- Work to be completed -
Reproduce all entries word for word.

- Data extracted from a collection -
※ ※ ※

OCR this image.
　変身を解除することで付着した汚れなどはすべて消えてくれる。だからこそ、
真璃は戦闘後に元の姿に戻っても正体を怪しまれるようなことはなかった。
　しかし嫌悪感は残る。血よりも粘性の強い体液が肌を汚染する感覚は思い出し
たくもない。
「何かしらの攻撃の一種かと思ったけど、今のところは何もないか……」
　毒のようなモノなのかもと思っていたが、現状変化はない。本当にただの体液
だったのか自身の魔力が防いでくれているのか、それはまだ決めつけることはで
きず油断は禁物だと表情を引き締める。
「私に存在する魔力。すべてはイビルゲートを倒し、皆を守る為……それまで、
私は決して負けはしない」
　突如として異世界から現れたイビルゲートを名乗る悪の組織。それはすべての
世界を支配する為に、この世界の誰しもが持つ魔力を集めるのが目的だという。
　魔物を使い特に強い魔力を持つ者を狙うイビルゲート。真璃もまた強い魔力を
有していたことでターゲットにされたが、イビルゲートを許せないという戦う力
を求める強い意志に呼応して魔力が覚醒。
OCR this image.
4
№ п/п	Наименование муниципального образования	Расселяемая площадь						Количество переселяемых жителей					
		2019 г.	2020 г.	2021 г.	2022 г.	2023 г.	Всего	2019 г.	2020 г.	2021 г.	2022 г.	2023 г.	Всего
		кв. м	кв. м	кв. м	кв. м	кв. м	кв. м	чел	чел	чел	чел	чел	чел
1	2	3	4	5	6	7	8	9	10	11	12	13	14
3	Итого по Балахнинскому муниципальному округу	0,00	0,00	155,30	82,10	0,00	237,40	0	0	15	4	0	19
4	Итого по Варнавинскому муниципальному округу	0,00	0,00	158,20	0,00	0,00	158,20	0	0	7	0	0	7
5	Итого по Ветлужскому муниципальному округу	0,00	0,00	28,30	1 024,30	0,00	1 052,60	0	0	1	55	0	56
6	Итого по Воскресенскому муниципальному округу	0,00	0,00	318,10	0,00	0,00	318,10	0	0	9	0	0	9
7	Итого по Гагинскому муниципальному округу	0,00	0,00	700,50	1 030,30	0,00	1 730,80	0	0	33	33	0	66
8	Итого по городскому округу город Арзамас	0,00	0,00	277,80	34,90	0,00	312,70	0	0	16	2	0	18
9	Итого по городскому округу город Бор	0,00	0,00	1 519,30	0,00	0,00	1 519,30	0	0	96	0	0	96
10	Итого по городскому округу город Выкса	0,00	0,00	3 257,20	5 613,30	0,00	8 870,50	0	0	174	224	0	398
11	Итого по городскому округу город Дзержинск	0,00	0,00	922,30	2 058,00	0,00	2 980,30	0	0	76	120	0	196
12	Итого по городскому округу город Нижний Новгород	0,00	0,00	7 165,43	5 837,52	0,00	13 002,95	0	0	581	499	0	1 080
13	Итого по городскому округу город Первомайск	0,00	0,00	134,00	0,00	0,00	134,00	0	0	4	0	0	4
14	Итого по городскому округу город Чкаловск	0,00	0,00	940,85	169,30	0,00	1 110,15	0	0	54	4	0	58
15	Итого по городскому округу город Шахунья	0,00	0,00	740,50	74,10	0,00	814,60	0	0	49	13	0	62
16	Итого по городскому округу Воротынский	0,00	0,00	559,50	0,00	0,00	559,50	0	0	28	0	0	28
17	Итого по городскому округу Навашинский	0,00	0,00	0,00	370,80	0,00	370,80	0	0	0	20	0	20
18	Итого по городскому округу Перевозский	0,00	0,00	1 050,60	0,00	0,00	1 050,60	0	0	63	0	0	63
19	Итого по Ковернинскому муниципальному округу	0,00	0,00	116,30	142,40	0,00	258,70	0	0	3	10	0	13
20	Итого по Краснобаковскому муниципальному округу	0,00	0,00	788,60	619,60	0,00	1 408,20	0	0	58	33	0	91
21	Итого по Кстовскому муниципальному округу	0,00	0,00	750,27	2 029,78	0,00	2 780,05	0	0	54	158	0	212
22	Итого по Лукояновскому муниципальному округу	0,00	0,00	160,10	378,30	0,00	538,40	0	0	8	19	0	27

※ ※ ※

- Reply -
OCR this image.
　変身を解除することで付着した汚れなどはすべて消えてくれる。だからこそ、
真璃は戦闘後に元の姿に戻っても正体を怪しまれるようなことはなかった。
　しかし嫌悪感は残る。血よりも粘性の強い体液が肌を汚染する感覚は思い出し
たくもない。
「何かしらの攻撃の一種かと思ったけど、今のところは何もないか……」
　毒のようなモノなのかもと思っていたが、現状変化はない。本当にただの体液
だったのか自身の魔力が防いでくれているのか、それはまだ決めつけることはで
きず油断は禁物だと表情を引き締める。
「私に存在する魔力。すべてはイビルゲートを倒し、皆を守る為……それまで、
私は決して負けはしない」
　突如として異世界から現れたイビルゲートを名乗る悪の組織。それはすべての
世界を支配する為に、この世界の誰しもが持つ魔力を集めるのが目的だという。
　魔物を使い特に強い魔力を持つ者を狙うイビルゲート。真璃もまた強い魔力を
有していたことでターゲットにされたが、イビルゲートを許せないという戦う力
を求める強い意志に呼応して魔力が覚醒。
OCR this image.
4
№ п/п	Наименование муниципального образования	Расселяемая площадь						Количество переселяемых жителей					
		2019 г.	2020 г.	2021 г.	2022 г.	2023 г.	Всего	2019 г.	2020 г.	2021 г.	2022 г.	2023 г.	Всего
		кв. м	кв. м	кв. м	кв. м	кв. м	кв. м	чел	чел	чел	чел	чел	чел
1	2	3	4	5	6	7	8	9	10	11	12	13	14
3	Итого по Балахнинскому муниципальному округу	0,00	0,00	155,30	82,10	0,00	237,40	0	0	15	4	0	19
4	Итого по Варнавинскому муниципальному округу	0,00	0,00	158,20	0,00	0,00	158,20	0	0	7	0	0	7
5	Итого по Ветлужскому муниципальному округу	0,00	0,00	28,30	1 024,30	0,00	1 052,60	0	0	1	55	0	56
6	Итого по Воскресенскому муниципальному округу	0,00	0,00	318,10	0,00	0,00	318,10	0	0	9	0	0	9
7	Итого по Гагинскому муниципальному округу	0,00	0,00	700,50	1 030,30	0,00	1 730,80	0	0	33	33	0	66
8	Итого по городскому округу город Арзамас	0,00	0,00	277,80	34,90	0,00	312,70	0	0	16	2	0	18
9	Итого по городскому округу город Бор	0,00	0,00	1 519,30	0,00	0,00	1 519,30	0	0	96	0	0	96
10	Итого по городскому округу город Выкса	0,00	0,00	3 257,20	5 613,30	0,00	8 870,50	0	0	174	224	0	398
11	Итого по городскому округу город Дзержинск	0,00	0,00	922,30	2 058,00	0,00	2 980,30	0	0	76	120	0	196
12	Итого по городскому округу город Нижний Новгород	0,00	0,00	7 165,43	5 837,52	0,00	13 002,95	0	0	581	499	0	1 080
13	Итого по городскому округу город Первомайск	0,00	0,00	134,00	0,00	0,00	134,00	0	0	4	0	0	4
14	Итого по городскому округу город Чкаловск	0,00	0,00	940,85	169,30	0,00	1 110,15	0	0	54	4	0	58
15	Итого по городскому округу город Шахунья	0,00	0,00	740,50	74,10	0,00	814,60	0	0	49	13	0	62
16	Итого по городскому округу Воротынский	0,00	0,00	559,50	0,00	0,00	559,50	0	0	28	0	0	28
17	Итого по городскому округу Навашинский	0,00	0,00	0,00	370,80	0,00	370,80	0	0	0	20	0	20
18	Итого по городскому округу Перевозский	0,00	0,00	1 050,60	0,00	0,00	1 050,60	0	0	63	0	0	63
19	Итого по Ковернинскому муниципальному округу	0,00	0,00	116,30	142,40	0,00	258,70	0	0	3	10	0	13
20	Итого по Краснобаковскому муниципальному округу	0,00	0,00	788,60	619,60	0,00	1 408,20	0	0	58	33	0	91
21	Итого по Кстовскому муниципальному округу	0,00	0,00	750,27	2 029,78	0,00	2 780,05	0	0	54	158	0	212
22	Итого по Лукояновскому муниципальному округу	0,00	0,00	160,10	378,30	0,00	538,40	0	0	8	19	0	27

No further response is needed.